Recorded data

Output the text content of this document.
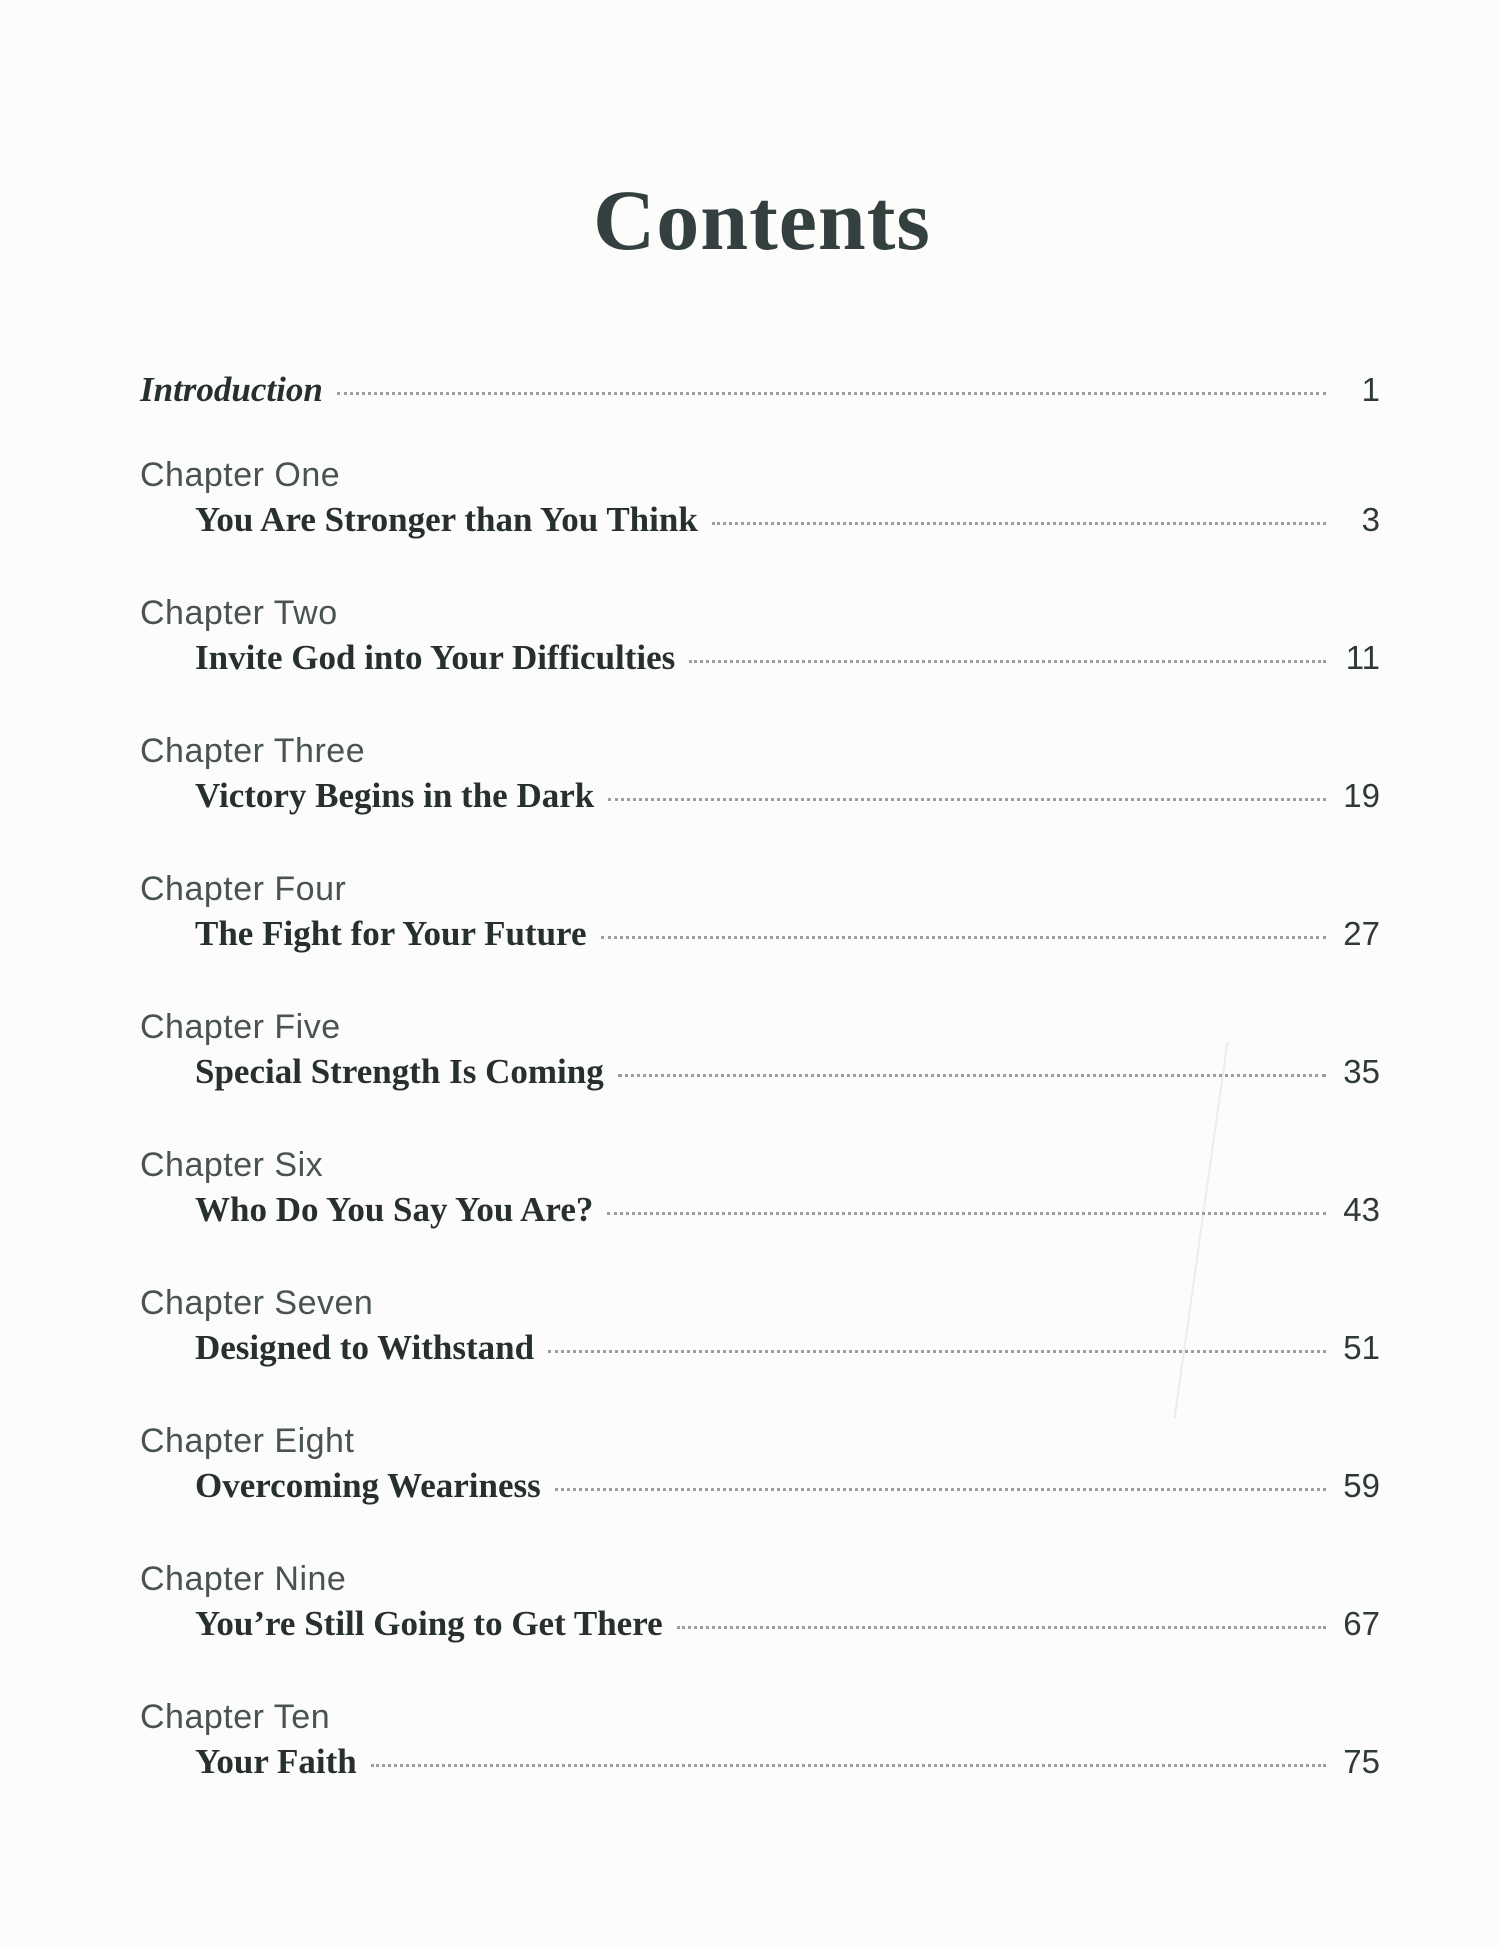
Contents
Introduction	1
Chapter One
You Are Stronger than You Think	3
Chapter Two
Invite God into Your Difficulties	11
Chapter Three
Victory Begins in the Dark	19
Chapter Four
The Fight for Your Future	27
Chapter Five
Special Strength Is Coming	35
Chapter Six
Who Do You Say You Are?	43
Chapter Seven
Designed to Withstand	51
Chapter Eight
Overcoming Weariness	59
Chapter Nine
You’re Still Going to Get There	67
Chapter Ten
Your Faith	75
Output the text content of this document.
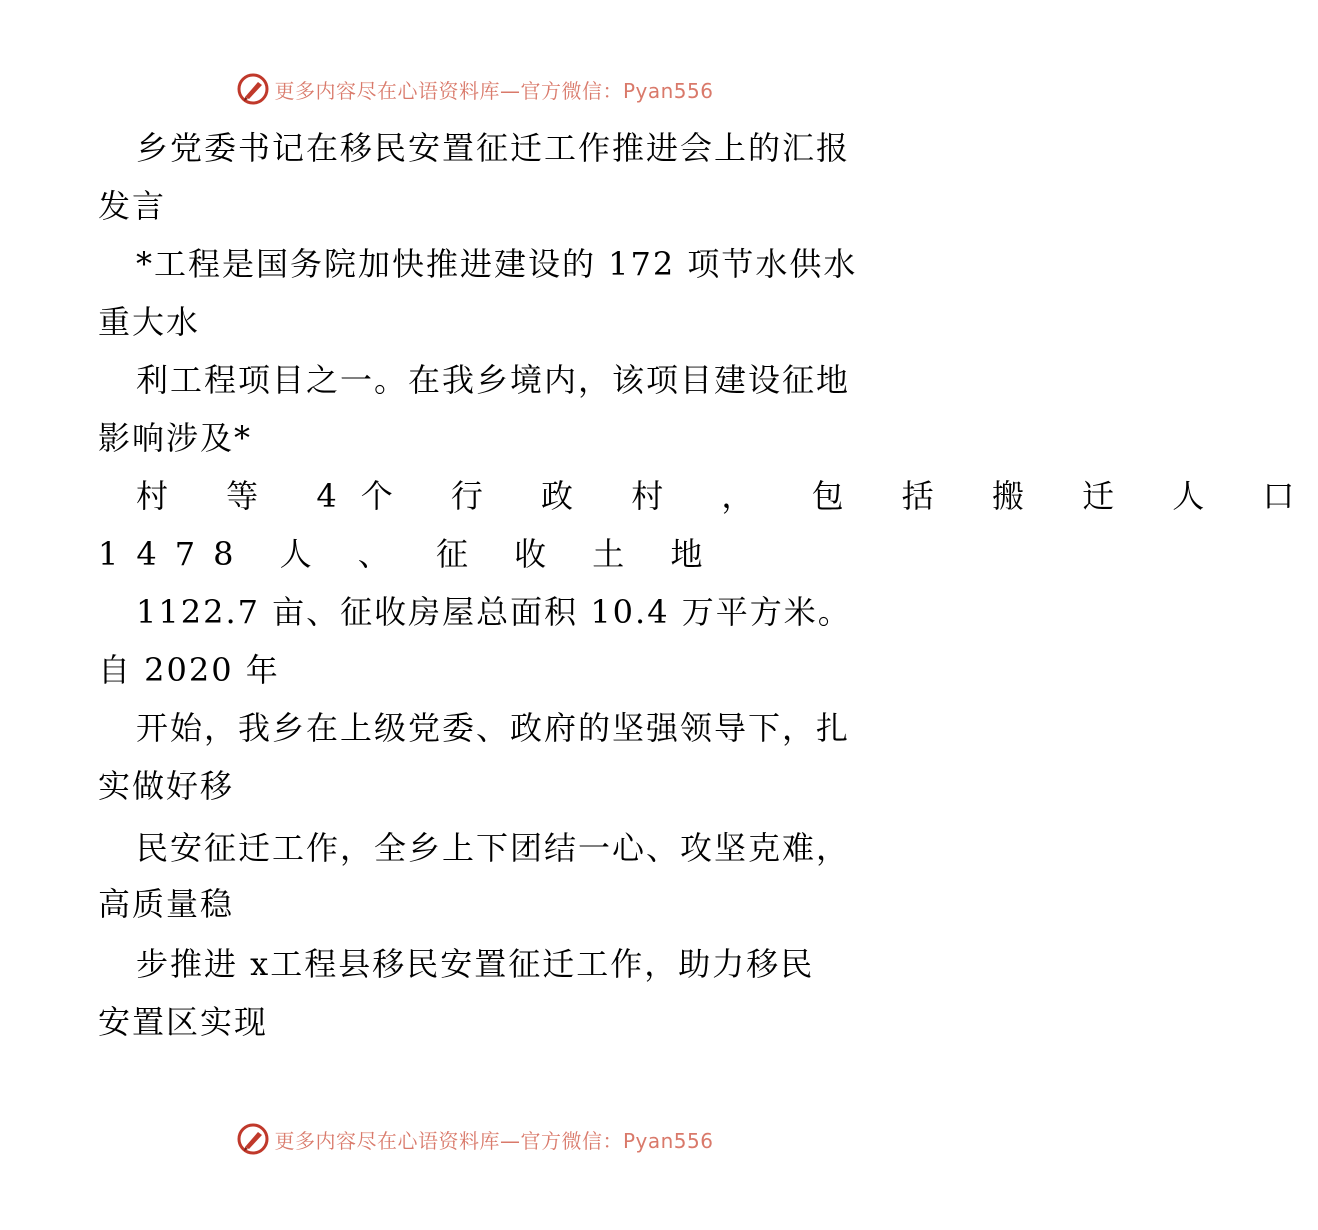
更多内容尽在心语资料库—官方微信：Pyan556
乡党委书记在移民安置征迁工作推进会上的汇报
发言
*工程是国务院加快推进建设的 172 项节水供水
重大水
利工程项目之一。在我乡境内，该项目建设征地
影响涉及*
村 等 4个 行 政 村 ， 包 括 搬 迁 人 口
1478 人 、 征 收 土 地
1122.7 亩、征收房屋总面积 10.4 万平方米。
自 2020 年
开始，我乡在上级党委、政府的坚强领导下，扎
实做好移
民安征迁工作，全乡上下团结一心、攻坚克难，
高质量稳
步推进 x工程县移民安置征迁工作，助力移民
安置区实现
更多内容尽在心语资料库—官方微信：Pyan556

* _Exercise_: Identify all lines where the word "Your" shows up. Copy them.

* _Finished answer_:
Invite God into Your Difficulties	11
The Fight for Your Future	27
Your Faith	75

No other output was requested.